[Trecho do documento]

====

A história é um campo de constante disputa. Os acontecimentos definidores da história brasileira e seus protagonistas, assim como uma série de características sócio-culturais, passam hoje por uma onda de revisões nesse contexto de disputa, o qual suscita a questão: como contar a história desse território?
Após a realização de outros ciclos de “histórias” desde 2016 – o primeiro, “Histórias da infância”, seguido por “Histórias da Sexualidade” em 2017, “Histórias afro-atlânticas” em 2018, “Histórias das mulheres, histórias feministas” em 2019 e “Histórias da dança” em 2020 -, o MASP chega a um ciclo dedicado a recontar as formações culturais e sócio-políticas brasileiras através das imagens e da arte.
Reunindo cerca de 380 obras de 250 artistas, os oito núcleos que compõem a exposição foram desenvolvidos por diferentes times de curadoria, incluindo direção curatorial de Adriano Pedrosa, diretor artístico do MASP, atuação de Lilia Moritz Schwarcz como curadora convidada, e curadoria de Sandra Benites, Clarissa Diniz e Tomás Toledo. Outros nomes que compõem esse time são André Mesquista, Fernando Oliva e Isabella Rjeille, ao lado dos curadores assistentes Amanda Carneiro, Glaucea Britto e Guilherme Giufrida.
Bandeiras e mapas nos localizam nos planos simbólicos e geográficos. Com diferentes propósitos, produzidos nos campos da arte e das ciências, as imagens de bandeiras e os desenhos de mapas sinalizam – e tentam sintetizar – valores de uma nação.

====

[Tarefas do exercício]
- A) Segundo o texto sobre a exposição do MASP, quantas obras e quantos artistas a mostra reúne?
- B) Reproduza do texto sobre a exposição do MASP o trecho começando por "Reunindo cerca de" e indo até "e Guilherme Giufrida.".

Entradas de disposição espacial
====

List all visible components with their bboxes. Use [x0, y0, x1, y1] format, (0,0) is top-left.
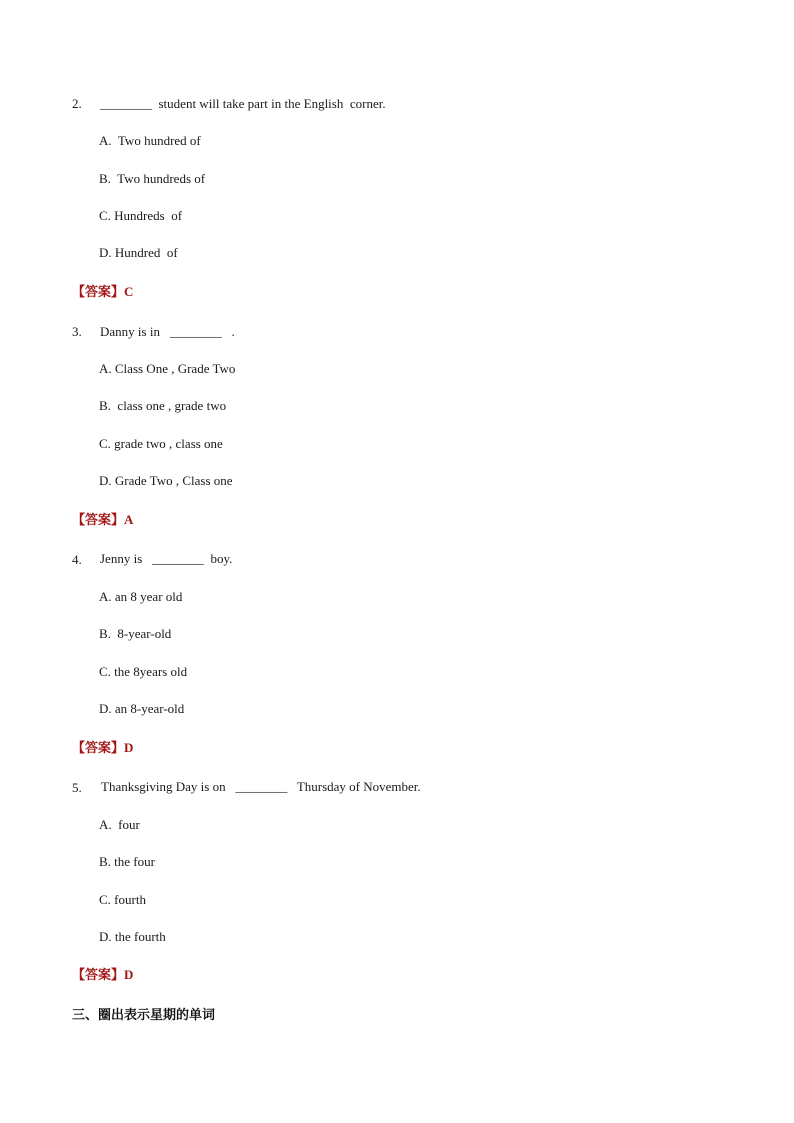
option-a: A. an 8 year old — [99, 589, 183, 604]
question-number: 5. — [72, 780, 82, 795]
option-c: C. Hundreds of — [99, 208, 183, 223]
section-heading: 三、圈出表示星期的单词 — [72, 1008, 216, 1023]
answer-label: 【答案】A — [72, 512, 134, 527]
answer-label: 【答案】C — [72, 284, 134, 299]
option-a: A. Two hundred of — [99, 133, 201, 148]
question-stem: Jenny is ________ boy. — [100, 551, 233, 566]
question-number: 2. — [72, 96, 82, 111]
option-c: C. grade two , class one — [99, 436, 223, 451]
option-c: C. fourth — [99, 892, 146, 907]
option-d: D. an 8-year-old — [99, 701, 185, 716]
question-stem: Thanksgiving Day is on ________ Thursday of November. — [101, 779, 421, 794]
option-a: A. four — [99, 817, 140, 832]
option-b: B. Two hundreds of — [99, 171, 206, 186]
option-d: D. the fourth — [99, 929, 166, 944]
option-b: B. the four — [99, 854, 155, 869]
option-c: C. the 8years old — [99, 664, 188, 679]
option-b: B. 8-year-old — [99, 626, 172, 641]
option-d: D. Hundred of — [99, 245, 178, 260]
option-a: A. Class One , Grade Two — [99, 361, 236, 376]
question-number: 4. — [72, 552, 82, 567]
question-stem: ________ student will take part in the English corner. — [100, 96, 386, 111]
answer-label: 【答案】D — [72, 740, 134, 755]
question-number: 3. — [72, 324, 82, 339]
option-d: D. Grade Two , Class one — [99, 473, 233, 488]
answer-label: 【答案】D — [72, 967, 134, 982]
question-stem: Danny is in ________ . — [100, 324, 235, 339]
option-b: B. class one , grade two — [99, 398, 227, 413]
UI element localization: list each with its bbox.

====

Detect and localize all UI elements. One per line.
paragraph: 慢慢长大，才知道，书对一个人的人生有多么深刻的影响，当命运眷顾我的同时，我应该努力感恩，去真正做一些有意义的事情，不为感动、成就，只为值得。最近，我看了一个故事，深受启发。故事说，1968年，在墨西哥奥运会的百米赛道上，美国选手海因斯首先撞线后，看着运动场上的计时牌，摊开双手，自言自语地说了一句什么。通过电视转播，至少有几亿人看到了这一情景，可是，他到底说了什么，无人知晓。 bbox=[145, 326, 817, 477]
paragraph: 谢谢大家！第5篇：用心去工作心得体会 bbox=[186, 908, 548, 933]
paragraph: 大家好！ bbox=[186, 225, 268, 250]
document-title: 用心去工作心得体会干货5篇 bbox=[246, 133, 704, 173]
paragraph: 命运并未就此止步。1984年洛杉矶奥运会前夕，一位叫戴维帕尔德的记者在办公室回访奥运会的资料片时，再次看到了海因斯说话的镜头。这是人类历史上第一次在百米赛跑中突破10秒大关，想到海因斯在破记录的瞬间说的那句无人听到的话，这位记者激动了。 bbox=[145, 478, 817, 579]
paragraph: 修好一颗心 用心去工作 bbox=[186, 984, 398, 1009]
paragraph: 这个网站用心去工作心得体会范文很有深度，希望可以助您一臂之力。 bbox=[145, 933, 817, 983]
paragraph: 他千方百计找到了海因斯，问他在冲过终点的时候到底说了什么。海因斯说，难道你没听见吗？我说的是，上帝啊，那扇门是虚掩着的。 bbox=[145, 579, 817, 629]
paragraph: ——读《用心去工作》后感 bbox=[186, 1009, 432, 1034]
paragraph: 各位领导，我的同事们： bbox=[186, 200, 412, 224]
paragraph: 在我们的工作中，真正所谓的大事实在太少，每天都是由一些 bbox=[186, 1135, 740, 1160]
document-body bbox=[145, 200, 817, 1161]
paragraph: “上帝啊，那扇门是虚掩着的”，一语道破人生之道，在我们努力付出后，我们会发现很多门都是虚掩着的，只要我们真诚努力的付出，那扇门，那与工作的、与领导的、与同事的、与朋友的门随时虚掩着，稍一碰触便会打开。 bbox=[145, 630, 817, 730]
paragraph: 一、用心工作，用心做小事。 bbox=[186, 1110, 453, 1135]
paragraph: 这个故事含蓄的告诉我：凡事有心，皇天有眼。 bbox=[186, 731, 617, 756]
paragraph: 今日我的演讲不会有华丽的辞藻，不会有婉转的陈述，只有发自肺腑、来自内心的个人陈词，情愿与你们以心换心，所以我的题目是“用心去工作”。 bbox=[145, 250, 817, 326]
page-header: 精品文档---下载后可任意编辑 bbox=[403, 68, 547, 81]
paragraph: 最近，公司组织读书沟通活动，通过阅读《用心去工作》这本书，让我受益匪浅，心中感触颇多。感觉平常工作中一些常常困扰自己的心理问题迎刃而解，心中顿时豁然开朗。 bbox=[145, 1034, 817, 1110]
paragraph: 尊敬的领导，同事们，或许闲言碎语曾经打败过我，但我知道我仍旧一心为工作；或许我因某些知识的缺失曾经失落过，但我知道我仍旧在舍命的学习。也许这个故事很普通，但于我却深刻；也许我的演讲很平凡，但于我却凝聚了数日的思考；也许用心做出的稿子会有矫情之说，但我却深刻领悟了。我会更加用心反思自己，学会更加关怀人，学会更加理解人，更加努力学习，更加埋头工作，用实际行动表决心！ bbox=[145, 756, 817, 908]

====

[Respostas abaixo]
- A) Cerca de 380 obras de 250 artistas.

- B)
Reunindo cerca de 380 obras de 250 artistas, os oito núcleos que compõem a exposição foram desenvolvidos por diferentes times de curadoria, incluindo direção curatorial de Adriano Pedrosa, diretor artístico do MASP, atuação de Lilia Moritz Schwarcz como curadora convidada, e curadoria de Sandra Benites, Clarissa Diniz e Tomás Toledo. Outros nomes que compõem esse time são André Mesquista, Fernando Oliva e Isabella Rjeille, ao lado dos curadores assistentes Amanda Carneiro, Glaucea Britto e Guilherme Giufrida.